Written task: Count lines holding the string "Советская" in the data that follows. Reply with one number only.
================
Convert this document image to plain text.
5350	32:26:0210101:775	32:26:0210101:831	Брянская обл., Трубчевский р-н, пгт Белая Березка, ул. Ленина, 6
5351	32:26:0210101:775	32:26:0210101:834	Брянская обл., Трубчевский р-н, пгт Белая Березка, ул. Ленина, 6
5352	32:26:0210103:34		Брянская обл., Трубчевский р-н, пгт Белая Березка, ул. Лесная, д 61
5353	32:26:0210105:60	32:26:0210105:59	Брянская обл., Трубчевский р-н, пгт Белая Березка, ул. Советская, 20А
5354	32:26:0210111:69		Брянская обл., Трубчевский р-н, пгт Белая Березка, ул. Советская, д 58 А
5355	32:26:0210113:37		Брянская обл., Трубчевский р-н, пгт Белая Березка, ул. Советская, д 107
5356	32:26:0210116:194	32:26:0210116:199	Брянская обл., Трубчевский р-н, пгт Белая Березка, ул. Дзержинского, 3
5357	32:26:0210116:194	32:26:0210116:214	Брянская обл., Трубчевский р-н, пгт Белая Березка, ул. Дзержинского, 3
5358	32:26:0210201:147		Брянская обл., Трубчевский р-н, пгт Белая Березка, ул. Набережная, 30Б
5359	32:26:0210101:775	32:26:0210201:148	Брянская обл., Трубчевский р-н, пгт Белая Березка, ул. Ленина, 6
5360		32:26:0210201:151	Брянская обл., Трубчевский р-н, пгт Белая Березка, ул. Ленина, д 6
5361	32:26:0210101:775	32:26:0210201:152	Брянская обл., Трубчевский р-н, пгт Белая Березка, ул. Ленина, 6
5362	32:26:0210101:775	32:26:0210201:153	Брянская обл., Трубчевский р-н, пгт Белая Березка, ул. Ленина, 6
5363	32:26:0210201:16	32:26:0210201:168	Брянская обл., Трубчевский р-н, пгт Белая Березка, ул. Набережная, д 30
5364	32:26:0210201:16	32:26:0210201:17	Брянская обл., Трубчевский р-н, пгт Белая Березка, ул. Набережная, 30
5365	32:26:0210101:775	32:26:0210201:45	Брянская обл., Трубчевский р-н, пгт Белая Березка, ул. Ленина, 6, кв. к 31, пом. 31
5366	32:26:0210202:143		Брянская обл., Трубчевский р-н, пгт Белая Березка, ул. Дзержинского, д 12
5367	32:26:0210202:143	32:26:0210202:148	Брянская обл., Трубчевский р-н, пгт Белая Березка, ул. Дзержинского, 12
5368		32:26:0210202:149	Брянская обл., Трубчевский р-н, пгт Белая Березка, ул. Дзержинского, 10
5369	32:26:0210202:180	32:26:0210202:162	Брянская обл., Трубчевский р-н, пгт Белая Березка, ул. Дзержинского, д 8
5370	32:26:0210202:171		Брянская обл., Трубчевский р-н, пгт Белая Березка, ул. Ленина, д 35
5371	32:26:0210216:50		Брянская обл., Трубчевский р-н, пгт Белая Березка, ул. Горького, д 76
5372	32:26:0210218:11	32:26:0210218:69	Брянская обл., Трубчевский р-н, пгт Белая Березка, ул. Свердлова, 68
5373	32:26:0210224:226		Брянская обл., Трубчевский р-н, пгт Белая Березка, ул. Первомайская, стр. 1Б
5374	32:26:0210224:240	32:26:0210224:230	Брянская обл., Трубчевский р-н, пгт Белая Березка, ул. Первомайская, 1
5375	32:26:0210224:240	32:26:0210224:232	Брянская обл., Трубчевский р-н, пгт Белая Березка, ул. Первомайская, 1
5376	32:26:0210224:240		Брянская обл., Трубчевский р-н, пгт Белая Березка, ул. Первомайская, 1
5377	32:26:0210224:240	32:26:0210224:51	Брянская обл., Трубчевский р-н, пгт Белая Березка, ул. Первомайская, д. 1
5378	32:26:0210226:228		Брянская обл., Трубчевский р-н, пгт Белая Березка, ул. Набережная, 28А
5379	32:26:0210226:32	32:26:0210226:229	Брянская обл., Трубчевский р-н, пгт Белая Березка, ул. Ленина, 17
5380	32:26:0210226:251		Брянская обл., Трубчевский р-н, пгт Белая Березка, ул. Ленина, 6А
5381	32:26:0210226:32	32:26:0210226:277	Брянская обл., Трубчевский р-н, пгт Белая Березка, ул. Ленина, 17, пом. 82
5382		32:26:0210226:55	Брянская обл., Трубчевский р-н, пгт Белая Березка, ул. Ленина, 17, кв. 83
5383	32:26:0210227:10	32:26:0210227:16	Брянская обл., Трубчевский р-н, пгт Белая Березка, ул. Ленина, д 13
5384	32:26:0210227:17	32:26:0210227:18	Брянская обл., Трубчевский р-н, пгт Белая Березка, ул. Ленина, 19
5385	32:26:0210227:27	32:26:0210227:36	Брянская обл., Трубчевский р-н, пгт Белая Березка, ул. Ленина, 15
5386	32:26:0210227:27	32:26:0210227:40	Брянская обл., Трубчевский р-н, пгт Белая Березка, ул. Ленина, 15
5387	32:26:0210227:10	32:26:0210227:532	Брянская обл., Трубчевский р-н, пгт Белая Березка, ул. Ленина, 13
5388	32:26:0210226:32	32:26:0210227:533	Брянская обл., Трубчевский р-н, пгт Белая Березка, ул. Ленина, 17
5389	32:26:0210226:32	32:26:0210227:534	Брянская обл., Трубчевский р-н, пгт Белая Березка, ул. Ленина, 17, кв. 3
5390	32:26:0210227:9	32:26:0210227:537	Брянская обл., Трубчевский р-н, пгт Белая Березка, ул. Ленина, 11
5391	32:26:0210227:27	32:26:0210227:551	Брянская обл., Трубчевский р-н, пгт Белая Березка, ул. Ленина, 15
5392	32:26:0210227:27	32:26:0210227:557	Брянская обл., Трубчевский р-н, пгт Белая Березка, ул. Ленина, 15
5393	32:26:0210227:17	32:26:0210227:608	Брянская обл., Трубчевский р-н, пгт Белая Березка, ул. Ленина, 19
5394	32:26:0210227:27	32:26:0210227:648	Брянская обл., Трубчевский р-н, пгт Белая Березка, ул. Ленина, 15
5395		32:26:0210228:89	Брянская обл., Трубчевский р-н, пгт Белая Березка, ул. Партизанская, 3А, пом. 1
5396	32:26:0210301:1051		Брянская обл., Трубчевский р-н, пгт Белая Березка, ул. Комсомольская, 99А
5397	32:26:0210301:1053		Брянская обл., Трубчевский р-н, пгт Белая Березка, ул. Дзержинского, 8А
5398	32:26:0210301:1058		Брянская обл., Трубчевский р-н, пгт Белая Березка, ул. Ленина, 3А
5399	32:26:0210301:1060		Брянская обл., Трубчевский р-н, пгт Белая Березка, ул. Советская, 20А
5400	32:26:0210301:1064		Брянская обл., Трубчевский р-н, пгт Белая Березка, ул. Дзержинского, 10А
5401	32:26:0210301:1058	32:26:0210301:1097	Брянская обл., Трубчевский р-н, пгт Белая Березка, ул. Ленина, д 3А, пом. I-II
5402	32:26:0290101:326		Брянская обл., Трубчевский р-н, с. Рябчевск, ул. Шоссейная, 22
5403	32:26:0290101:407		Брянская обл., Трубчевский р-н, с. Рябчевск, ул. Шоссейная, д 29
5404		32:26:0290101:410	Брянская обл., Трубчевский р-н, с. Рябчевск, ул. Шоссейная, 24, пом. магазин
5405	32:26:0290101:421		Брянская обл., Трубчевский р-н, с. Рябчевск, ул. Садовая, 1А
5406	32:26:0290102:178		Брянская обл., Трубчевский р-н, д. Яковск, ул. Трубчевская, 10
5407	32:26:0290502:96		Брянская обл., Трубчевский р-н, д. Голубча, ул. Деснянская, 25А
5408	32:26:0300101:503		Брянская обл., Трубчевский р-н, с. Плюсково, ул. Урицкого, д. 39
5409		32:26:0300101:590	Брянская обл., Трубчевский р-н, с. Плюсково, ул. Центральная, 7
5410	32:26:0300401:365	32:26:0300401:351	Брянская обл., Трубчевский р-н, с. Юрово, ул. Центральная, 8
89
================
Final result: 4